## PROBLEM TO WORK ON
Copy out each line containing "Annual" from the entries below.

## DATA FOR THIS TASK
○ ○ ○ ○ ○
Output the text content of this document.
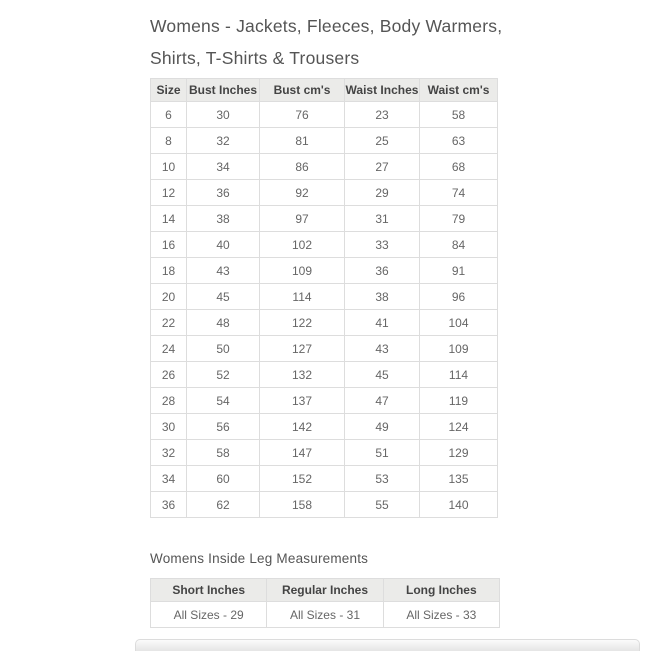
Womens - Jackets, Fleeces, Body Warmers,
Shirts, T-Shirts & Trousers
Size	Bust Inches	Bust cm's	Waist Inches	Waist cm's
6	30	76	23	58
8	32	81	25	63
10	34	86	27	68
12	36	92	29	74
14	38	97	31	79
16	40	102	33	84
18	43	109	36	91
20	45	114	38	96
22	48	122	41	104
24	50	127	43	109
26	52	132	45	114
28	54	137	47	119
30	56	142	49	124
32	58	147	51	129
34	60	152	53	135
36	62	158	55	140
Womens Inside Leg Measurements
Short Inches	Regular Inches	Long Inches
All Sizes - 29	All Sizes - 31	All Sizes - 33
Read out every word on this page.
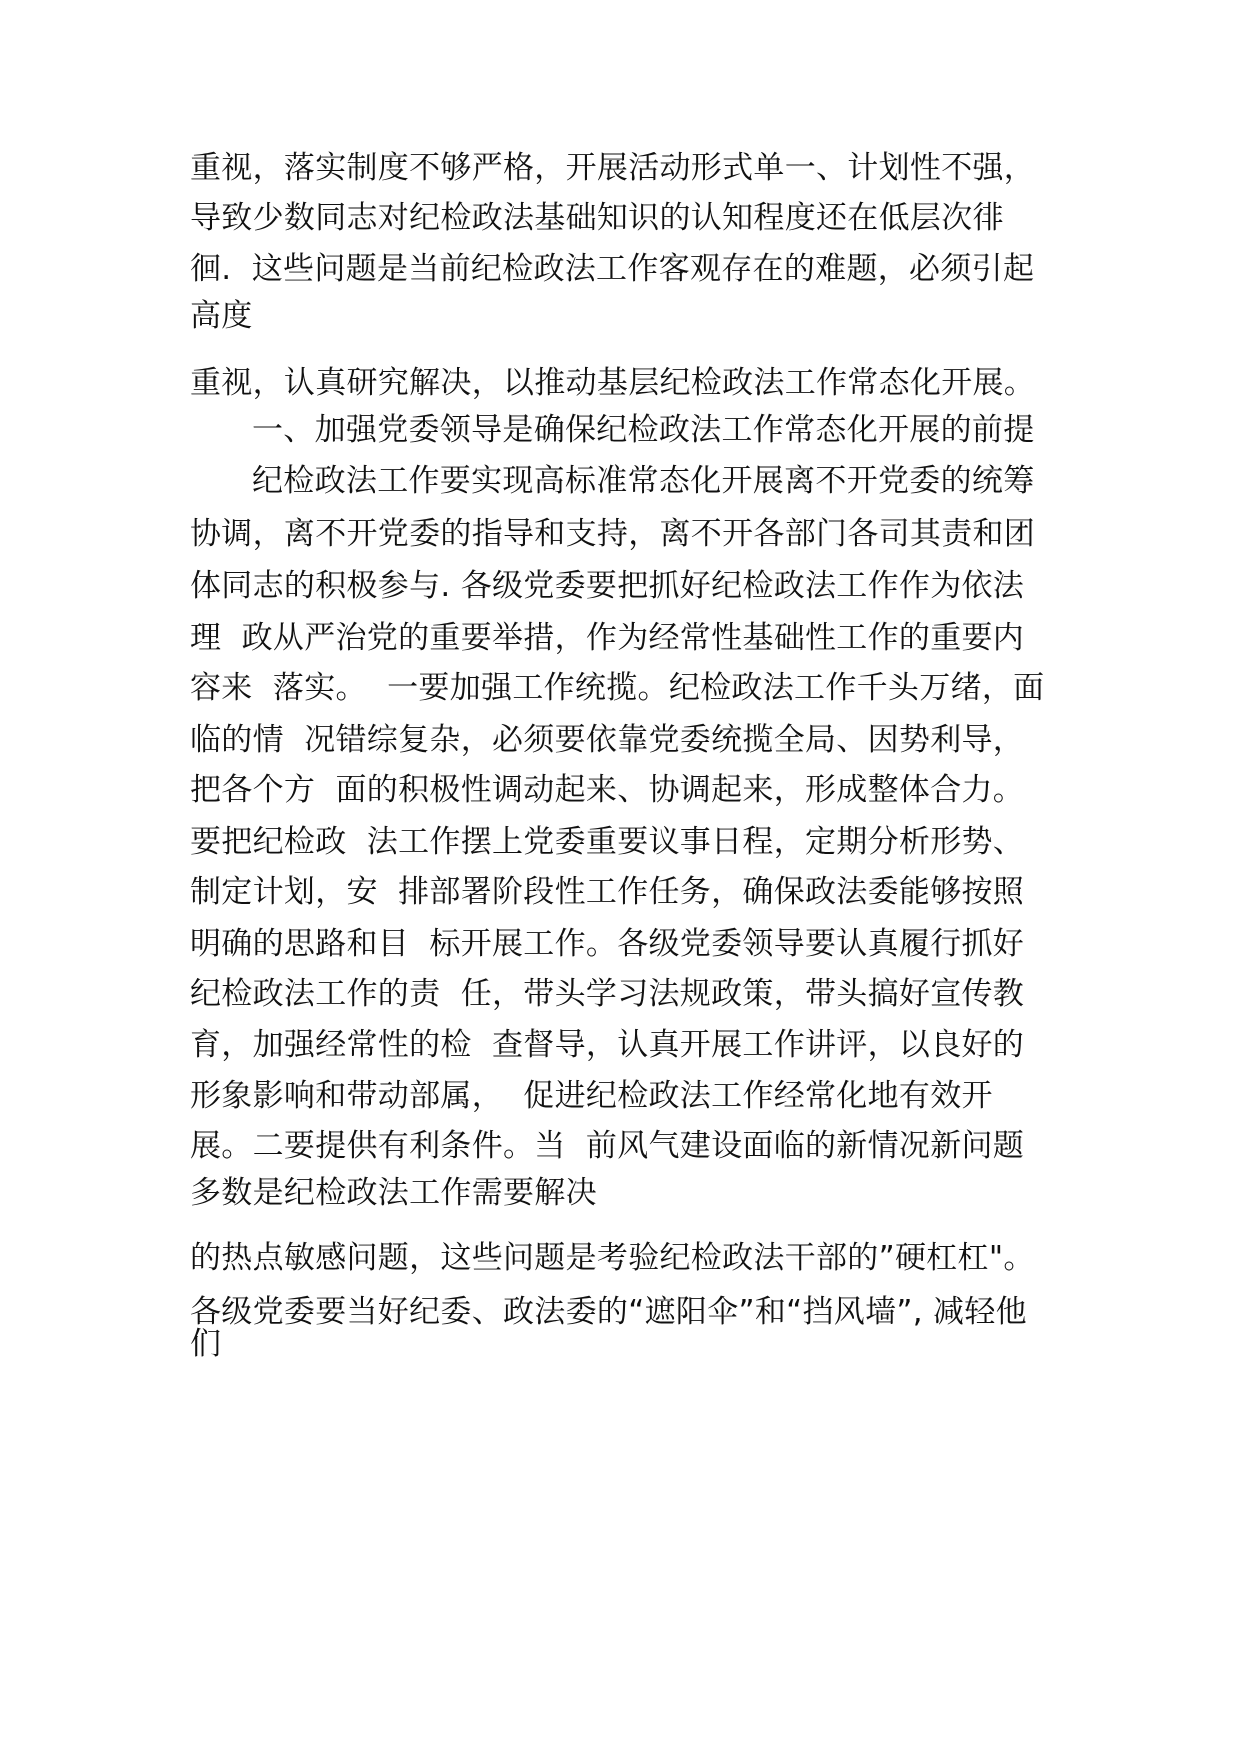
重视，落实制度不够严格，开展活动形式单一、计划性不强，
导致少数同志对纪检政法基础知识的认知程度还在低层次徘
徊.  这些问题是当前纪检政法工作客观存在的难题，必须引起
高度
重视，认真研究解决，以推动基层纪检政法工作常态化开展。
一、加强党委领导是确保纪检政法工作常态化开展的前提
纪检政法工作要实现高标准常态化开展离不开党委的统筹
协调，离不开党委的指导和支持，离不开各部门各司其责和团
体同志的积极参与. 各级党委要把抓好纪检政法工作作为依法
理  政从严治党的重要举措，作为经常性基础性工作的重要内
容来  落实。  一要加强工作统揽。纪检政法工作千头万绪，面
临的情  况错综复杂，必须要依靠党委统揽全局、因势利导，
把各个方  面的积极性调动起来、协调起来，形成整体合力。
要把纪检政  法工作摆上党委重要议事日程，定期分析形势、
制定计划，安  排部署阶段性工作任务，确保政法委能够按照
明确的思路和目  标开展工作。各级党委领导要认真履行抓好
纪检政法工作的责  任，带头学习法规政策，带头搞好宣传教
育，加强经常性的检  查督导，认真开展工作讲评，以良好的
形象影响和带动部属，  促进纪检政法工作经常化地有效开
展。二要提供有利条件。当  前风气建设面临的新情况新问题
多数是纪检政法工作需要解决
的热点敏感问题，这些问题是考验纪检政法干部的”硬杠杠"。
各级党委要当好纪委、政法委的“遮阳伞”和“挡风墙”, 减轻他
们
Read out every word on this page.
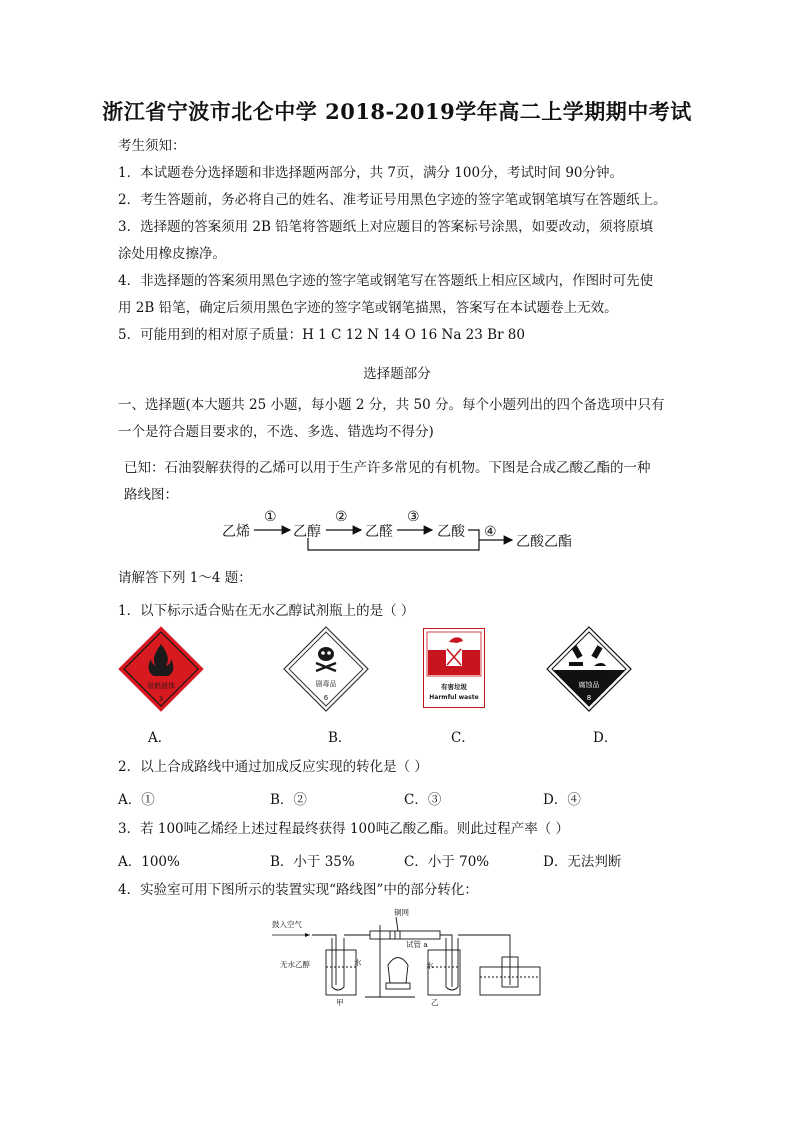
浙江省宁波市北仑中学 2018-2019学年高二上学期期中考试
考生须知：
1．本试题卷分选择题和非选择题两部分，共 7页，满分 100分，考试时间 90分钟。
2．考生答题前，务必将自己的姓名、准考证号用黑色字迹的签字笔或钢笔填写在答题纸上。
3．选择题的答案须用 2B 铅笔将答题纸上对应题目的答案标号涂黑，如要改动，须将原填
涂处用橡皮擦净。
4．非选择题的答案须用黑色字迹的签字笔或钢笔写在答题纸上相应区域内，作图时可先使
用 2B 铅笔，确定后须用黑色字迹的签字笔或钢笔描黑，答案写在本试题卷上无效。
5．可能用到的相对原子质量：H 1 C 12 N 14 O 16 Na 23 Br 80
选择题部分
一、选择题(本大题共 25 小题，每小题 2 分，共 50 分。每个小题列出的四个备选项中只有
一个是符合题目要求的，不选、多选、错选均不得分)
已知：石油裂解获得的乙烯可以用于生产许多常见的有机物。下图是合成乙酸乙酯的一种
路线图：
乙烯	乙醇	乙醛	乙酸
乙酸乙酯
①	②	③
④
请解答下列 1～4 题：
1．以下标示适合贴在无水乙醇试剂瓶上的是（ ）
易燃液体
3
剧毒品
6
有害垃圾
Harmful waste
腐蚀品
8
A．	B．	C．	D．
2．以上合成路线中通过加成反应实现的转化是（ ）
A．①	B．②	C．③	D．④
3．若 100吨乙烯经上述过程最终获得 100吨乙酸乙酯。则此过程产率（ ）
A．100%	B．小于 35%	C．小于 70%	D．无法判断
4．实验室可用下图所示的装置实现“路线图”中的部分转化：
鼓入空气
铜网
试管 a
无水乙醇	水	水
甲	乙
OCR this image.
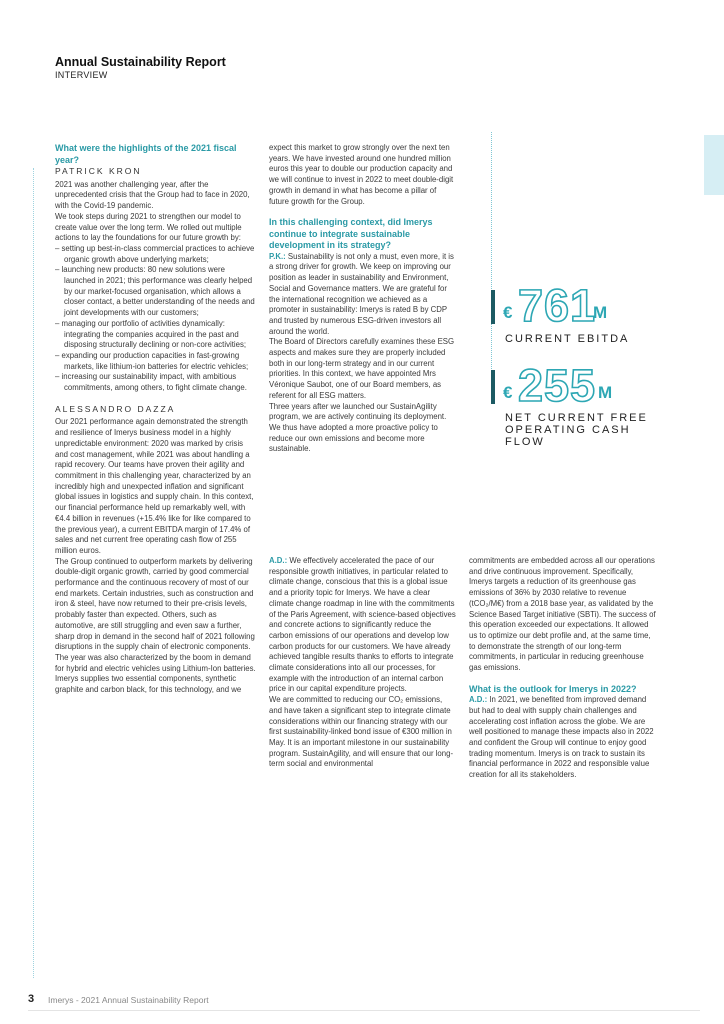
Annual Sustainability Report
INTERVIEW

What were the highlights of the 2021 fiscal year?

PATRICK KRON

2021 was another challenging year, after the unprecedented crisis that the Group had to face in 2020, with the Covid-19 pandemic.

We took steps during 2021 to strengthen our model to create value over the long term. We rolled out multiple actions to lay the foundations for our future growth by:

– setting up best-in-class commercial practices to achieve organic growth above underlying markets;

– launching new products: 80 new solutions were launched in 2021; this performance was clearly helped by our market-focused organisation, which allows a closer contact, a better understanding of the needs and joint developments with our customers;

– managing our portfolio of activities dynamically: integrating the companies acquired in the past and disposing structurally declining or non-core activities;

– expanding our production capacities in fast-growing markets, like lithium-ion batteries for electric vehicles;

– increasing our sustainability impact, with ambitious commitments, among others, to fight climate change.

ALESSANDRO DAZZA

Our 2021 performance again demonstrated the strength and resilience of Imerys business model in a highly unpredictable environment: 2020 was marked by crisis and cost management, while 2021 was about handling a rapid recovery. Our teams have proven their agility and commitment in this challenging year, characterized by an incredibly high and unexpected inflation and significant global issues in logistics and supply chain. In this context, our financial performance held up remarkably well, with €4.4 billion in revenues (+15.4% like for like compared to the previous year), a current EBITDA margin of 17.4% of sales and net current free operating cash flow of 255 million euros.

The Group continued to outperform markets by delivering double-digit organic growth, carried by good commercial performance and the continuous recovery of most of our end markets. Certain industries, such as construction and iron & steel, have now returned to their pre-crisis levels, probably faster than expected. Others, such as automotive, are still struggling and even saw a further, sharp drop in demand in the second half of 2021 following disruptions in the supply chain of electronic components. The year was also characterized by the boom in demand for hybrid and electric vehicles using Lithium-Ion batteries. Imerys supplies two essential components, synthetic graphite and carbon black, for this technology, and we

expect this market to grow strongly over the next ten years. We have invested around one hundred million euros this year to double our production capacity and we will continue to invest in 2022 to meet double-digit growth in demand in what has become a pillar of future growth for the Group.

In this challenging context, did Imerys continue to integrate sustainable development in its strategy?

P.K.: Sustainability is not only a must, even more, it is a strong driver for growth. We keep on improving our position as leader in sustainability and Environment, Social and Governance matters. We are grateful for the international recognition we achieved as a promoter in sustainability: Imerys is rated B by CDP and trusted by numerous ESG-driven investors all around the world.

The Board of Directors carefully examines these ESG aspects and makes sure they are properly included both in our long-term strategy and in our current priorities. In this context, we have appointed Mrs Véronique Saubot, one of our Board members, as referent for all ESG matters.

Three years after we launched our SustainAgility program, we are actively continuing its deployment. We thus have adopted a more proactive policy to reduce our own emissions and become more sustainable.

A.D.: We effectively accelerated the pace of our responsible growth initiatives, in particular related to climate change, conscious that this is a global issue and a priority topic for Imerys. We have a clear climate change roadmap in line with the commitments of the Paris Agreement, with science-based objectives and concrete actions to significantly reduce the carbon emissions of our operations and develop low carbon products for our customers. We have already achieved tangible results thanks to efforts to integrate climate considerations into all our processes, for example with the introduction of an internal carbon price in our capital expenditure projects.

We are committed to reducing our CO₂ emissions, and have taken a significant step to integrate climate considerations within our financing strategy with our first sustainability-linked bond issue of €300 million in May. It is an important milestone in our sustainability program. SustainAgility, and will ensure that our long-term social and environmental

commitments are embedded across all our operations and drive continuous improvement. Specifically, Imerys targets a reduction of its greenhouse gas emissions of 36% by 2030 relative to revenue (tCO₂/M€) from a 2018 base year, as validated by the Science Based Target initiative (SBTi). The success of this operation exceeded our expectations. It allowed us to optimize our debt profile and, at the same time, to demonstrate the strength of our long-term commitments, in particular in reducing greenhouse gas emissions.

What is the outlook for Imerys in 2022?

A.D.: In 2021, we benefited from improved demand but had to deal with supply chain challenges and accelerating cost inflation across the globe. We are well positioned to manage these impacts also in 2022 and confident the Group will continue to enjoy good trading momentum. Imerys is on track to sustain its financial performance in 2022 and responsible value creation for all its stakeholders.

€ 761
M
CURRENT EBITDA
€ 255 M
NET CURRENT FREE OPERATING CASH FLOW
3 Imerys - 2021 Annual Sustainability Report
○ ○ ○ ○ ○
## RESPONSE TO THIS TASK
Annual Sustainability Report
3 Imerys - 2021 Annual Sustainability Report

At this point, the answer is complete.